Records for processing –
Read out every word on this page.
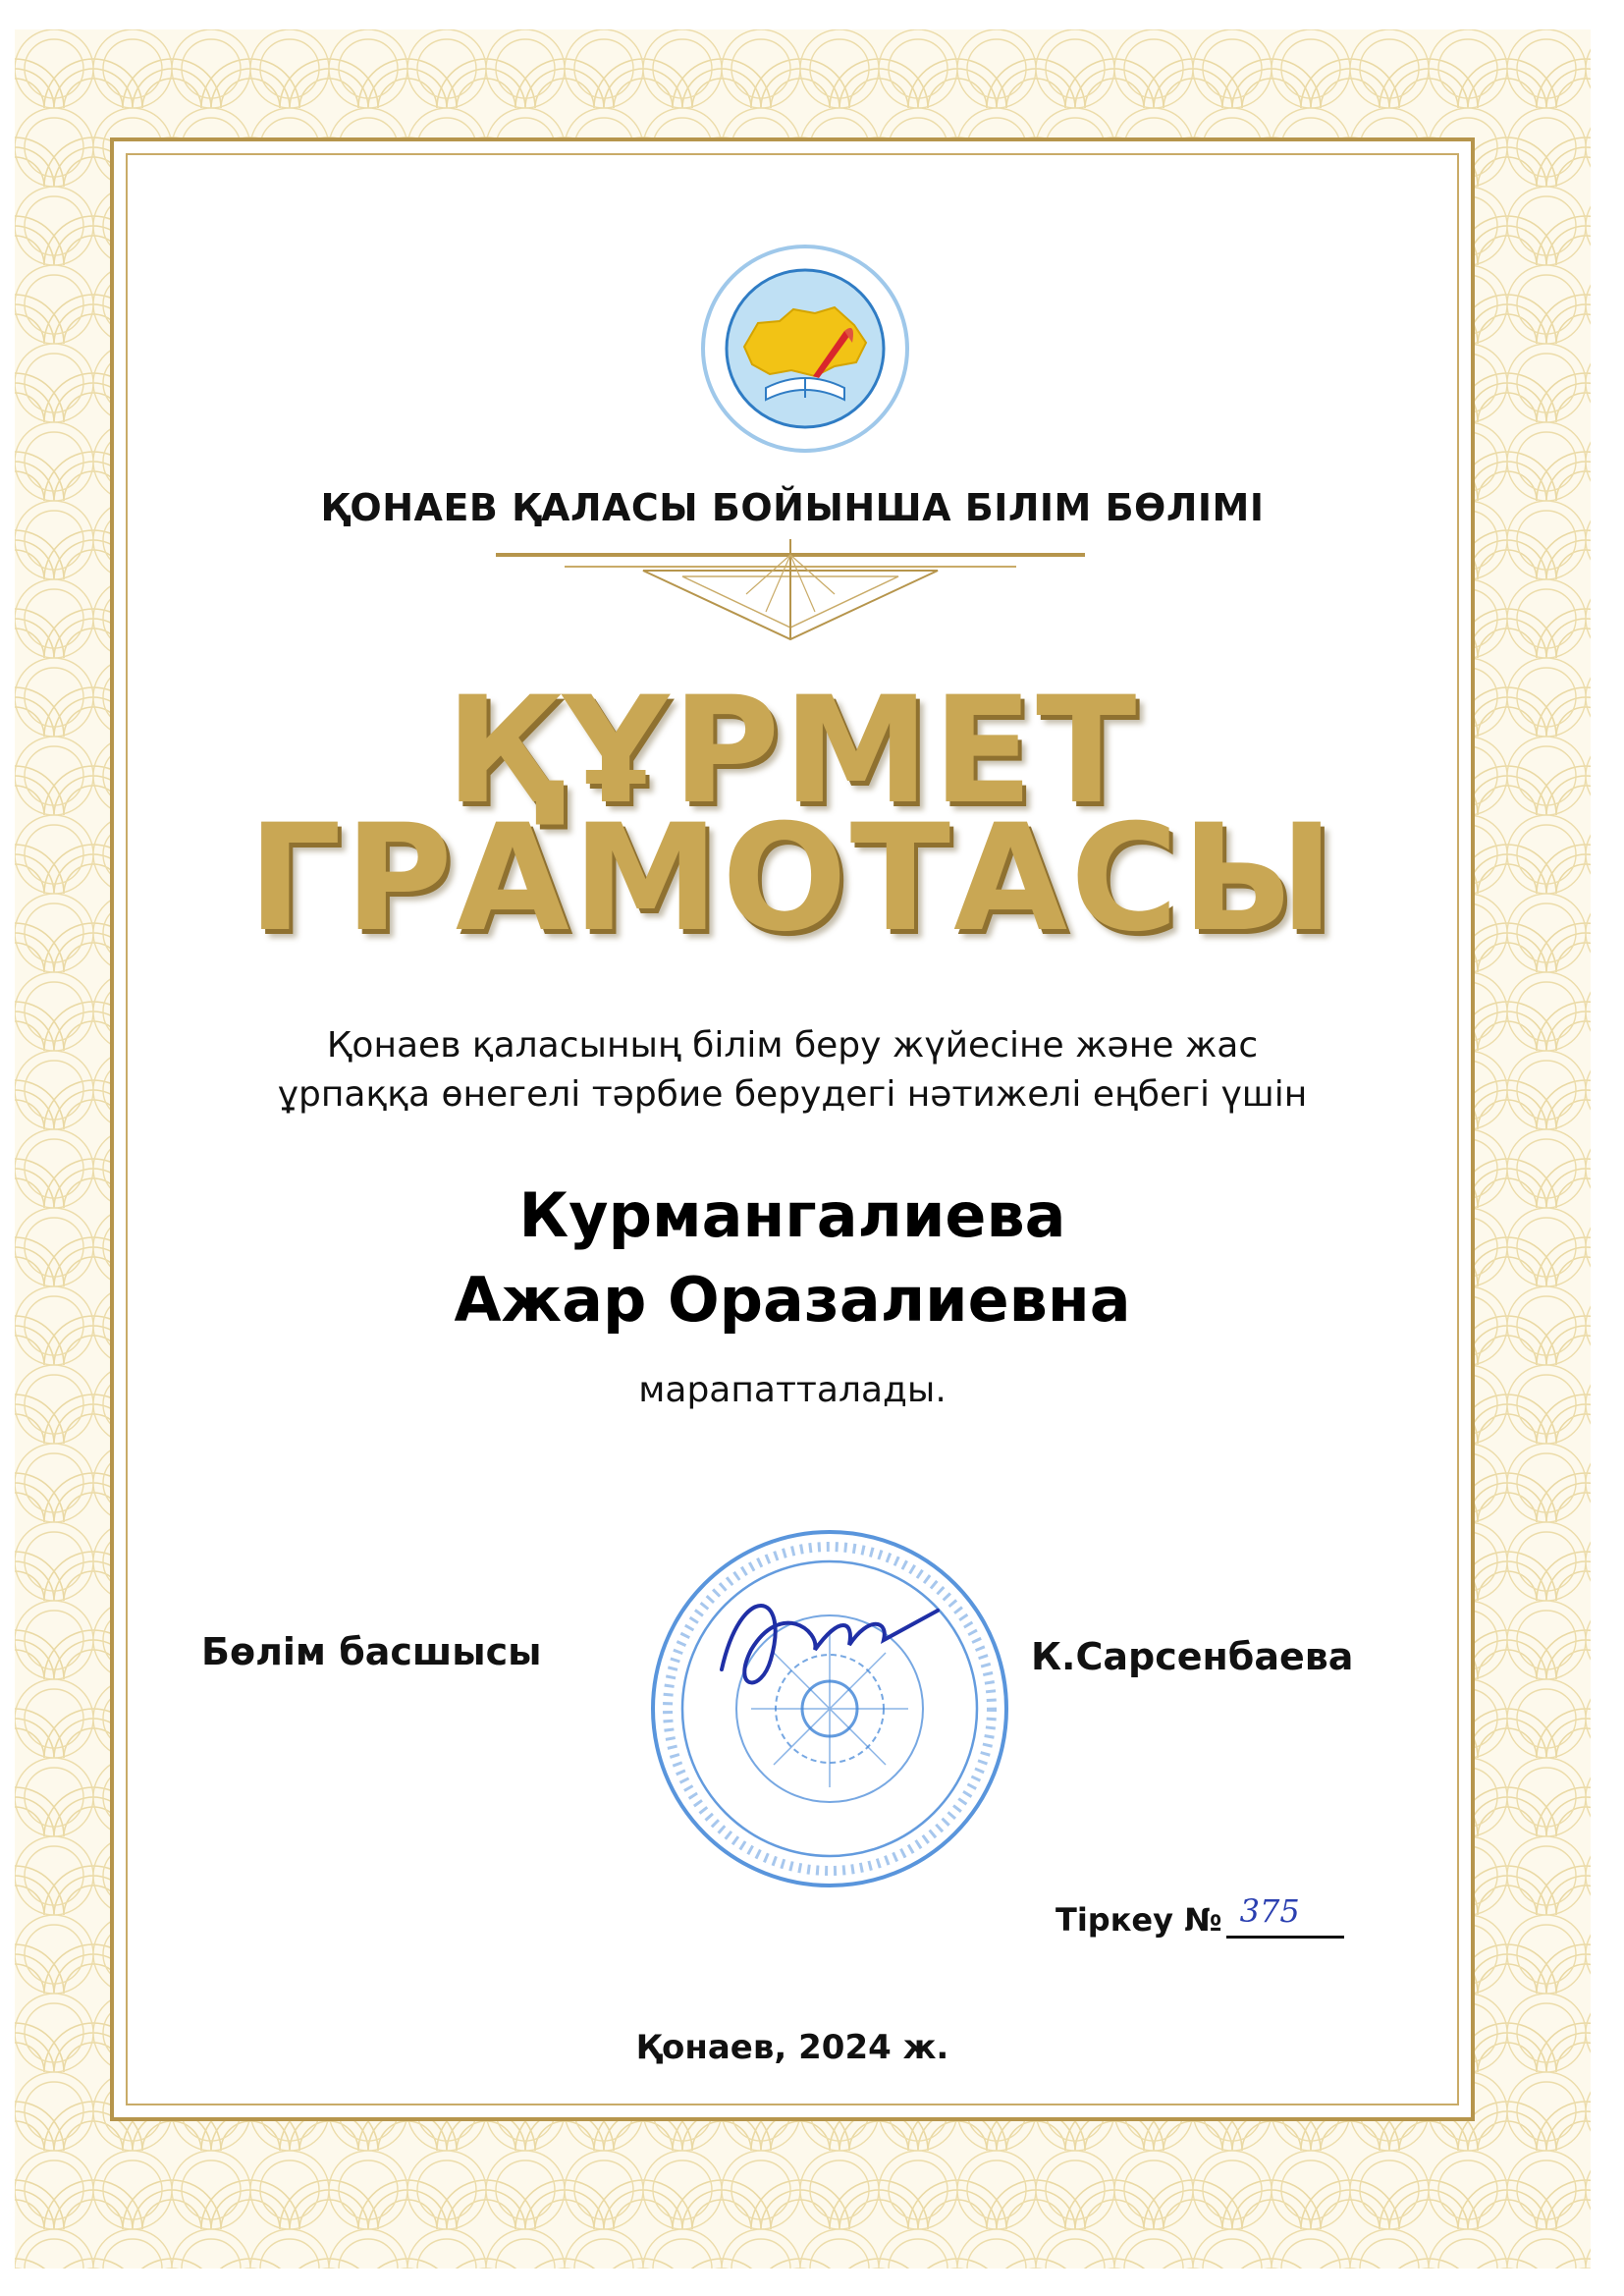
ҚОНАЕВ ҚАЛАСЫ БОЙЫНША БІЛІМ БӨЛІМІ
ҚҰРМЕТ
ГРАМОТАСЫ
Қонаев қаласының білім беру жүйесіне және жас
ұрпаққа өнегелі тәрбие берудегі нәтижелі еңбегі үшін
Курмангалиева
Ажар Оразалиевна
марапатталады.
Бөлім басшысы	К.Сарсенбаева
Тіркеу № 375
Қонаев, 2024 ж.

---

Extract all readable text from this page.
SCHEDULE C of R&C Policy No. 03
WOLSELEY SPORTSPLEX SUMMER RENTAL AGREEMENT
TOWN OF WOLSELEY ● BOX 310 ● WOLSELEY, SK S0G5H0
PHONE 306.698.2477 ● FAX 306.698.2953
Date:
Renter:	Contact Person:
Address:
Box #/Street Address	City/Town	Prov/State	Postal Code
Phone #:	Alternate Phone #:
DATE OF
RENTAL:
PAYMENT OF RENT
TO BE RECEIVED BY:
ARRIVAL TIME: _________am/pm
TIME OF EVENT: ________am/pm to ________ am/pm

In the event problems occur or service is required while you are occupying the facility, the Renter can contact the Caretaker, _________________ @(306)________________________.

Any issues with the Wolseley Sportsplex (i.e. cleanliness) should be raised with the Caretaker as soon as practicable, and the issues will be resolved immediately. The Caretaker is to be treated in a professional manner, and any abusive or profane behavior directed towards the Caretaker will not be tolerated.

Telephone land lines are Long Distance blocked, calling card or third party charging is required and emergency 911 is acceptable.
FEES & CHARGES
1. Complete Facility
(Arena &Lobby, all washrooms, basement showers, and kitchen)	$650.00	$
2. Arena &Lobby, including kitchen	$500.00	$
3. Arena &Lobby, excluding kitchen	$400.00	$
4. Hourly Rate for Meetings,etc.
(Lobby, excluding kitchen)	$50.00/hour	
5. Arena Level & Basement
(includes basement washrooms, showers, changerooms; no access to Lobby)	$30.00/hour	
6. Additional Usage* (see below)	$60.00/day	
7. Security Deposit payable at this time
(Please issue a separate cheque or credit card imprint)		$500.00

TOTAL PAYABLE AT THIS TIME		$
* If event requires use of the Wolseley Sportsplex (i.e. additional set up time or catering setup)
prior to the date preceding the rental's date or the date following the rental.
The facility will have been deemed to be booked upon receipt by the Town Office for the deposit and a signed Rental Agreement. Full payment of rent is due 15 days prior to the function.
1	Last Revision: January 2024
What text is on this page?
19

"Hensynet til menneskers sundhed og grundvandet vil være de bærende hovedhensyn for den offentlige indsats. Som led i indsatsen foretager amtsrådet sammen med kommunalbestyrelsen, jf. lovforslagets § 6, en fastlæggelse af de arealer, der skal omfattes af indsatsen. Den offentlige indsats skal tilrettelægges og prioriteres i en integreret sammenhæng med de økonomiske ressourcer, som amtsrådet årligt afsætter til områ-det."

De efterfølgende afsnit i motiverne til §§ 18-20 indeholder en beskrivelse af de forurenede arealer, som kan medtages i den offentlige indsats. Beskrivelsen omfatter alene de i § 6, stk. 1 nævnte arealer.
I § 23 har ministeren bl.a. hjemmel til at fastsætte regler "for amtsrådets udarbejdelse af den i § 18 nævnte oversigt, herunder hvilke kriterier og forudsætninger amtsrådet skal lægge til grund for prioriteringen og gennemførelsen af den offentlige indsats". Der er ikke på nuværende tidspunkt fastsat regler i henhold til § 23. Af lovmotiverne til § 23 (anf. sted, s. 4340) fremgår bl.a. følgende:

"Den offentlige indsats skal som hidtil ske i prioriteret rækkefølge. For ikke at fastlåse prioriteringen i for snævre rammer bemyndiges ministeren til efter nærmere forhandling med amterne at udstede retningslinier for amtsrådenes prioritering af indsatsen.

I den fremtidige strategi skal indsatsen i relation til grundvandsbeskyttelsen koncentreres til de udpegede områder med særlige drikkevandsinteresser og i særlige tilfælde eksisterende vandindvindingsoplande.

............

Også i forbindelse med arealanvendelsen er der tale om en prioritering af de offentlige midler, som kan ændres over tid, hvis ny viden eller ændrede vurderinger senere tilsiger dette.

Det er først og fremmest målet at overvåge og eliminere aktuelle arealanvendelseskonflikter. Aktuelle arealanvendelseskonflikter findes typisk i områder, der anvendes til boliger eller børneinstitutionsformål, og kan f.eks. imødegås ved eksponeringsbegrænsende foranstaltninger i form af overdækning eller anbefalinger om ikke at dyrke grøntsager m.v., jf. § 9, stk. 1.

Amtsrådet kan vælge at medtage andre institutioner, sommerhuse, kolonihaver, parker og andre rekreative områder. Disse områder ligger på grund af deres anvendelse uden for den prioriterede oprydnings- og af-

--

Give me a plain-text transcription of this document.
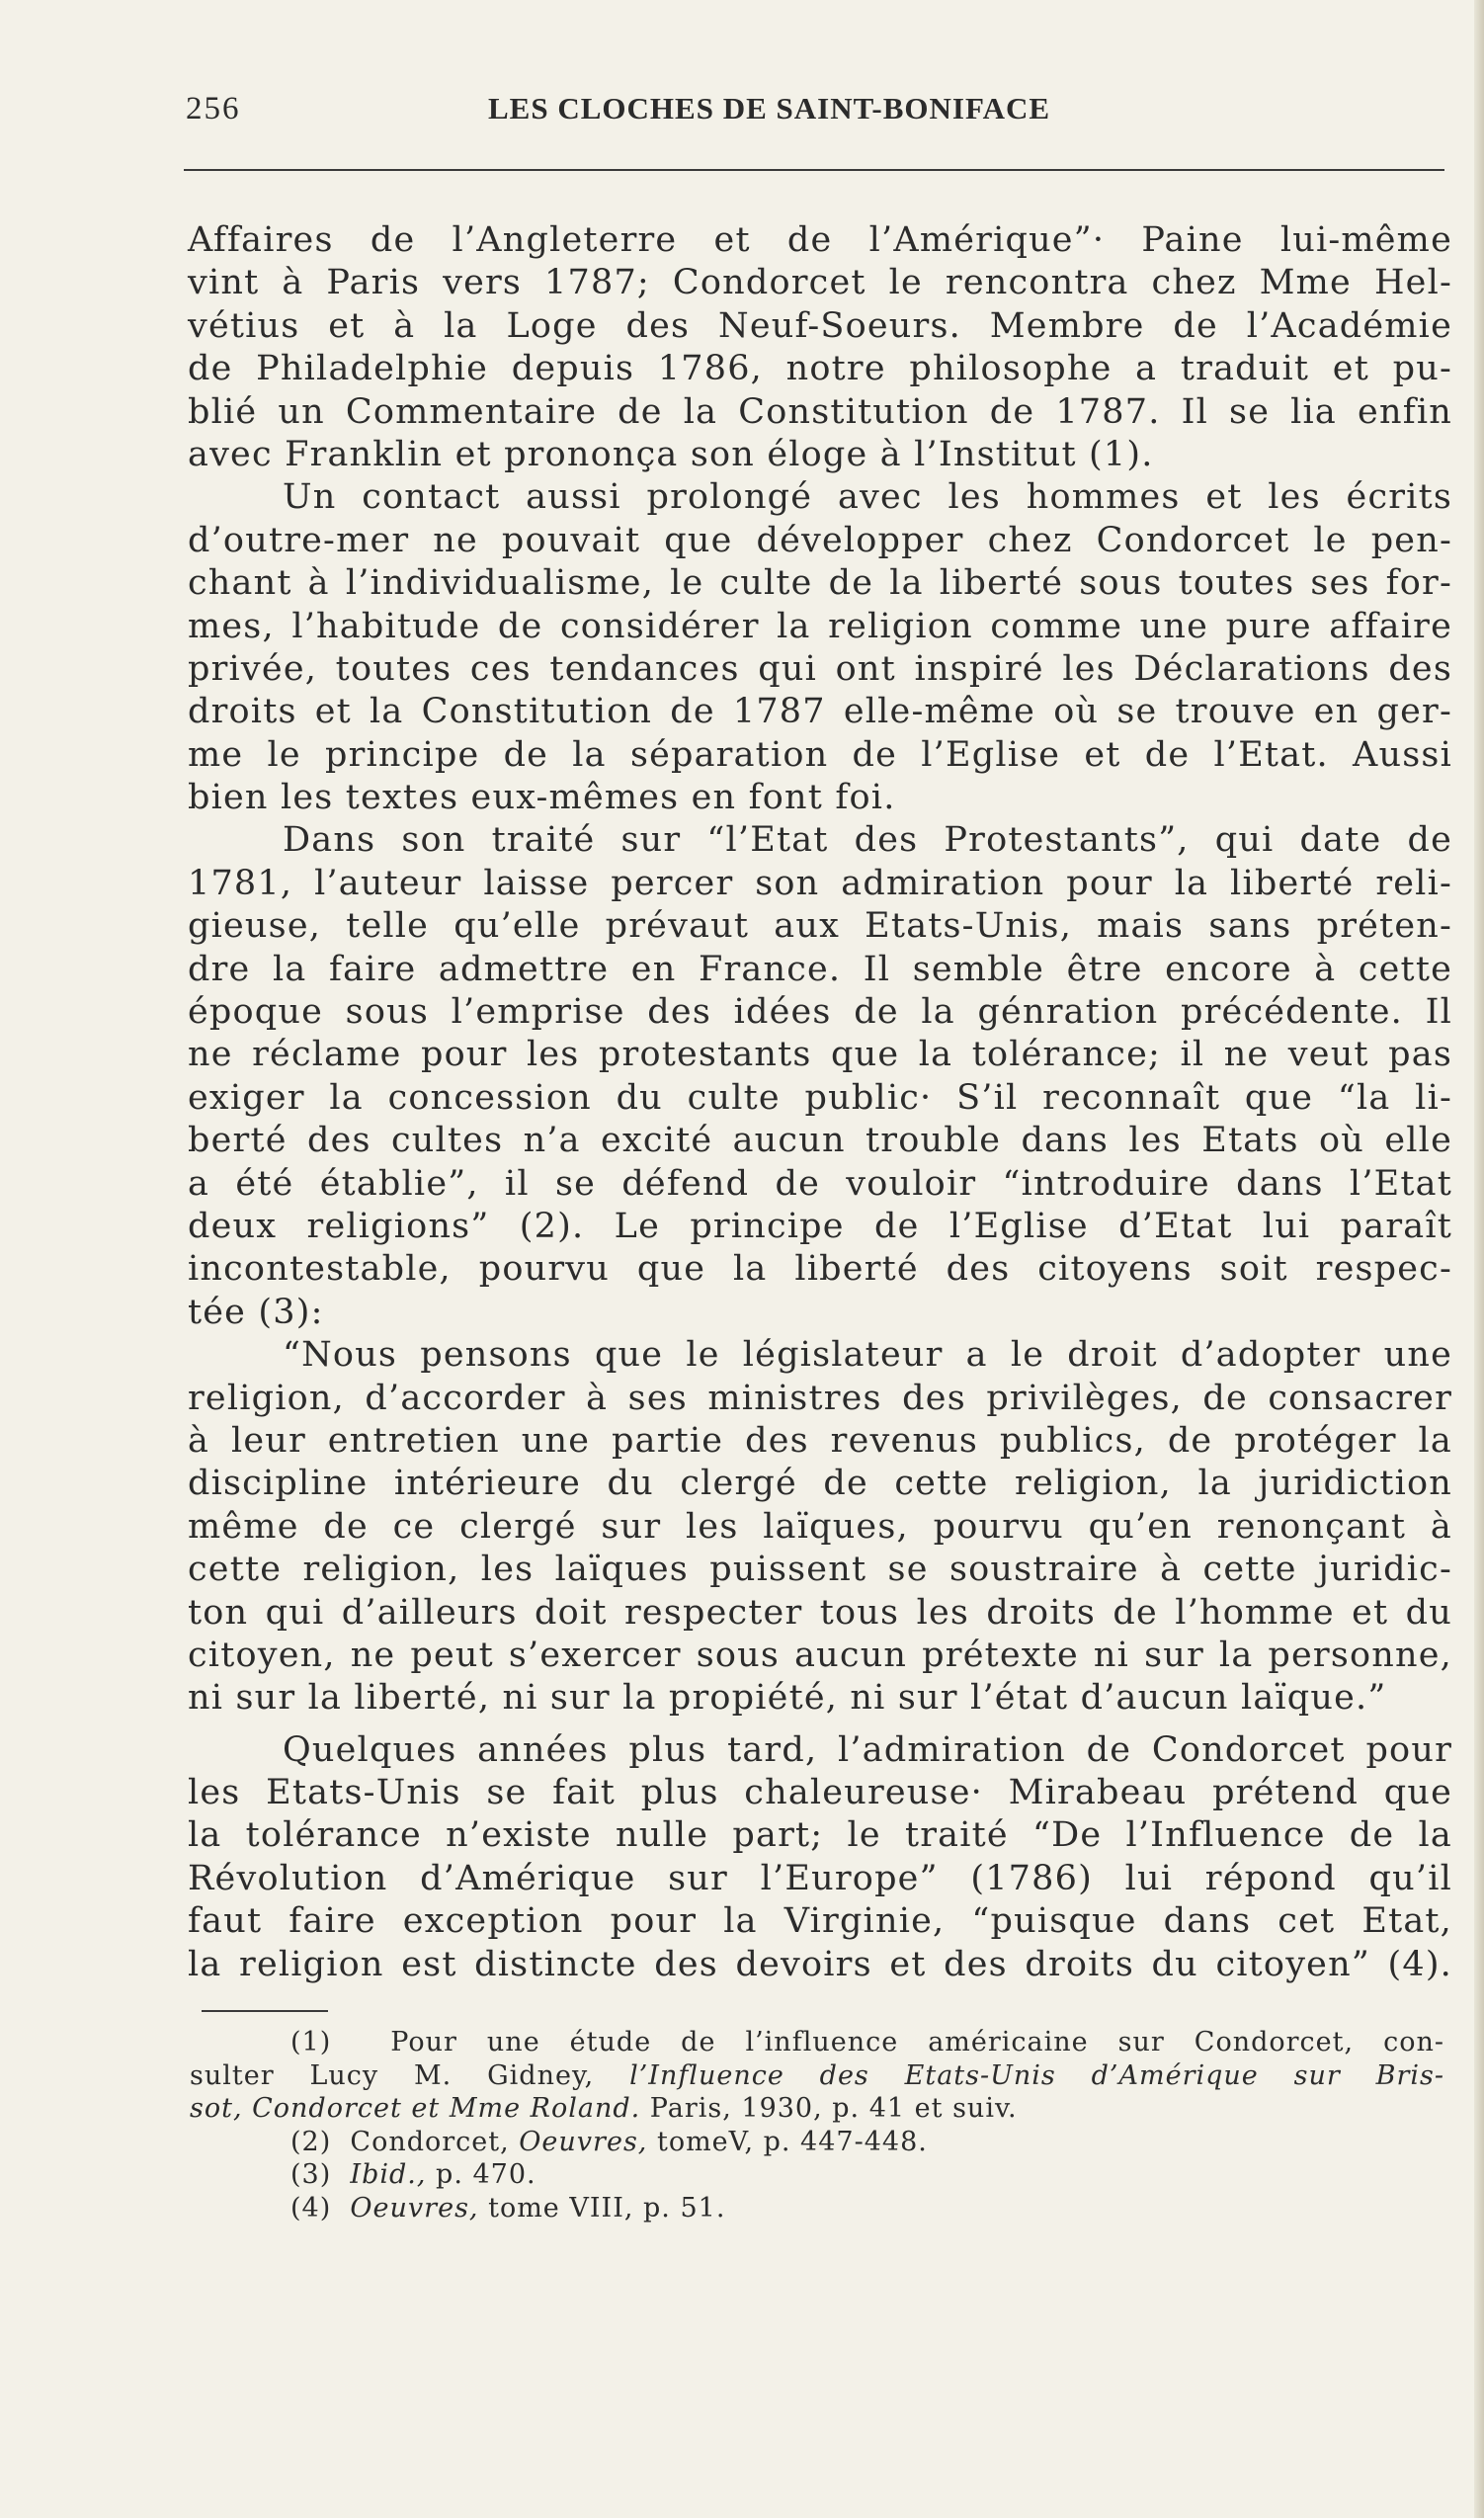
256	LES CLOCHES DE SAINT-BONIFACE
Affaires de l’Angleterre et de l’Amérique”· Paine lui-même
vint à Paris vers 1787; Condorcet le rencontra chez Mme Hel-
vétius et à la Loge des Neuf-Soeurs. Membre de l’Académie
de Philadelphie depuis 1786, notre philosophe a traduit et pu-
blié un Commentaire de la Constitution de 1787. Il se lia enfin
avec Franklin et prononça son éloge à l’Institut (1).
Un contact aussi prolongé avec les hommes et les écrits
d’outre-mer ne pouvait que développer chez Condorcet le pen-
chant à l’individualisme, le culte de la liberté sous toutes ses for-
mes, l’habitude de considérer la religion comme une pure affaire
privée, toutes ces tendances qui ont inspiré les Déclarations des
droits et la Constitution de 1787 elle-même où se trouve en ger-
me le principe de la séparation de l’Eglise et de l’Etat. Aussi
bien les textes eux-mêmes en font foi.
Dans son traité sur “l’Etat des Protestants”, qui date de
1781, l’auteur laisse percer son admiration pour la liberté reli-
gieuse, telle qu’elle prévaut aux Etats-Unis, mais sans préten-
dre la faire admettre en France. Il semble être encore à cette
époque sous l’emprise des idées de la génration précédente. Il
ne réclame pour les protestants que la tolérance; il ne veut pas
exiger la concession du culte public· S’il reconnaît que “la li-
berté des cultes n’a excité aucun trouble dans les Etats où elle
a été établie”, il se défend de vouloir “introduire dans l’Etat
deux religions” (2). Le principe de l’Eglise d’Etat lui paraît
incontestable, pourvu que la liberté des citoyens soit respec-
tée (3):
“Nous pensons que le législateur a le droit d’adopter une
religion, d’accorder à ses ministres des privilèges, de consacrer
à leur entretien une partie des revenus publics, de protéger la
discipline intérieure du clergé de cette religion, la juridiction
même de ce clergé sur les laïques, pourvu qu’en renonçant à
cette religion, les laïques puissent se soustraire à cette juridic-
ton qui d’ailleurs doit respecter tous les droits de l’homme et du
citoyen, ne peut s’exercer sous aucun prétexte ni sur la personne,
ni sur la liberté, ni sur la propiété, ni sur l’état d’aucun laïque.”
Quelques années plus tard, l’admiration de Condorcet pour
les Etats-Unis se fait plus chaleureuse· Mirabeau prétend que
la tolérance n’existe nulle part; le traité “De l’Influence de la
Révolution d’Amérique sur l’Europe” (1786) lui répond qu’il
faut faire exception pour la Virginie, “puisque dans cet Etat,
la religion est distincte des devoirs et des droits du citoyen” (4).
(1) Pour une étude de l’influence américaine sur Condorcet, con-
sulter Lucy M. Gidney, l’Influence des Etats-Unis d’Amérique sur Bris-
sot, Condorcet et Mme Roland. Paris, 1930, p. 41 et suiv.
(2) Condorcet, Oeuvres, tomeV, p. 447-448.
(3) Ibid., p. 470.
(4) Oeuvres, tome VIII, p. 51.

Work instructions –
Report every line in the data above in which the word "laïques" appears.

Exercise answer –
même de ce clergé sur les laïques, pourvu qu’en renonçant à
cette religion, les laïques puissent se soustraire à cette juridic-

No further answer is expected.